JOB: Filter the entries that follow, copying every line in which the word "钢铁企业超低排放改造工作方案" appears.

MATERIAL TO PROCESS:
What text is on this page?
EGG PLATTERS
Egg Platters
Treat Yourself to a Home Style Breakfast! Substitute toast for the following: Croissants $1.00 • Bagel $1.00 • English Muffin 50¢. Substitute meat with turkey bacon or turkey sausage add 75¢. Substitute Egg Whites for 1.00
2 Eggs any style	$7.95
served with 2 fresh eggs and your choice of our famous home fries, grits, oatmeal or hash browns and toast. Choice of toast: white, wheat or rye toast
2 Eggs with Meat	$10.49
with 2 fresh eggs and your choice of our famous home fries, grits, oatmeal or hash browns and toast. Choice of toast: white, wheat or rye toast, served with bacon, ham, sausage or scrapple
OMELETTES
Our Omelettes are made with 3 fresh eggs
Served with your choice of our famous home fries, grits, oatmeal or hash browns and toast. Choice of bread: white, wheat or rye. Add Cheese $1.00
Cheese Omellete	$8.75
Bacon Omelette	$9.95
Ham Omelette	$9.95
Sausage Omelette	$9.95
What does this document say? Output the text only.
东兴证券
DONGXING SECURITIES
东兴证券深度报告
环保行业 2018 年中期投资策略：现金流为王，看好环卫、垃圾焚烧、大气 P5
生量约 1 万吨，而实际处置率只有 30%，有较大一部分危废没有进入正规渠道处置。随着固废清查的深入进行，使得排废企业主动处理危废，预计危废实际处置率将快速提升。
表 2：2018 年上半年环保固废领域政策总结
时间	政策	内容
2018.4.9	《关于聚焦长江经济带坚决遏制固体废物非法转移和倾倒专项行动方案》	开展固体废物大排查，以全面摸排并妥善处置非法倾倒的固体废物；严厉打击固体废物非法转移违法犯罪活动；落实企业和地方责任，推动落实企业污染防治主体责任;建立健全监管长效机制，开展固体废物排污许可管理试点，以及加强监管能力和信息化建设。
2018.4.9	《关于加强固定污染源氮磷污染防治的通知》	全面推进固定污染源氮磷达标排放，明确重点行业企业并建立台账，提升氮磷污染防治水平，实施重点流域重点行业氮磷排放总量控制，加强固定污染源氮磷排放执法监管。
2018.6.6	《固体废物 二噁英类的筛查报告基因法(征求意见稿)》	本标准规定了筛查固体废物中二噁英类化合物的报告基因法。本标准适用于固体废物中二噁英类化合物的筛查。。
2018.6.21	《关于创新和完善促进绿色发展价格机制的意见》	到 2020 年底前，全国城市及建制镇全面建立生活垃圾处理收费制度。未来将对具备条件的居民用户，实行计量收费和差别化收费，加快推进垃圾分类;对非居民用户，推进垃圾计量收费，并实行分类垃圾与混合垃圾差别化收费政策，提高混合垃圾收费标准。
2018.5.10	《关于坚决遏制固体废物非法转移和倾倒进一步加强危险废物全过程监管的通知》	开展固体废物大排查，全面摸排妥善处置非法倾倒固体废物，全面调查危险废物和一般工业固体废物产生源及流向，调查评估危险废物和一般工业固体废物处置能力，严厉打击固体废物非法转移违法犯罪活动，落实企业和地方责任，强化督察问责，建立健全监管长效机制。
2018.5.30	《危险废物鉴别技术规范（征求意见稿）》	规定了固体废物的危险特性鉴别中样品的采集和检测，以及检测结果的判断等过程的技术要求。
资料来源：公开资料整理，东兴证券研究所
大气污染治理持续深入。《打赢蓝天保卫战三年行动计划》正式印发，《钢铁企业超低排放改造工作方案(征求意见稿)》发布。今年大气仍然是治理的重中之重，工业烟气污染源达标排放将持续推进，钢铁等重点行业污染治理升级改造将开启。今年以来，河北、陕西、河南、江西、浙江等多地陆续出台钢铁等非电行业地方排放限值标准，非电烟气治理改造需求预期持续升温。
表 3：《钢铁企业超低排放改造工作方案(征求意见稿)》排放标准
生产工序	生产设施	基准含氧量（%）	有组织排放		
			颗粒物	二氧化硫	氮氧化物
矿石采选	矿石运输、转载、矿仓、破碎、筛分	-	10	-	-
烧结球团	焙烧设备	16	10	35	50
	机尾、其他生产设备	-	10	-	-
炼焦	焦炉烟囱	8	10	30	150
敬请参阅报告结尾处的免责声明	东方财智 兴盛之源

THE RESULT:
大气污染治理持续深入。《打赢蓝天保卫战三年行动计划》正式印发，《钢铁企业超低排放改造工作方案(征求意见稿)》发布。今年大气仍然是治理的重中之重，工业烟气污染源达标排放将持续推进，钢铁等重点行业污染治理升级改造将开启。今年以来，河北、陕西、河南、江西、浙江等多地陆续出台钢铁等非电行业地方排放限值标准，非电烟气治理改造需求预期持续升温。
表 3：《钢铁企业超低排放改造工作方案(征求意见稿)》排放标准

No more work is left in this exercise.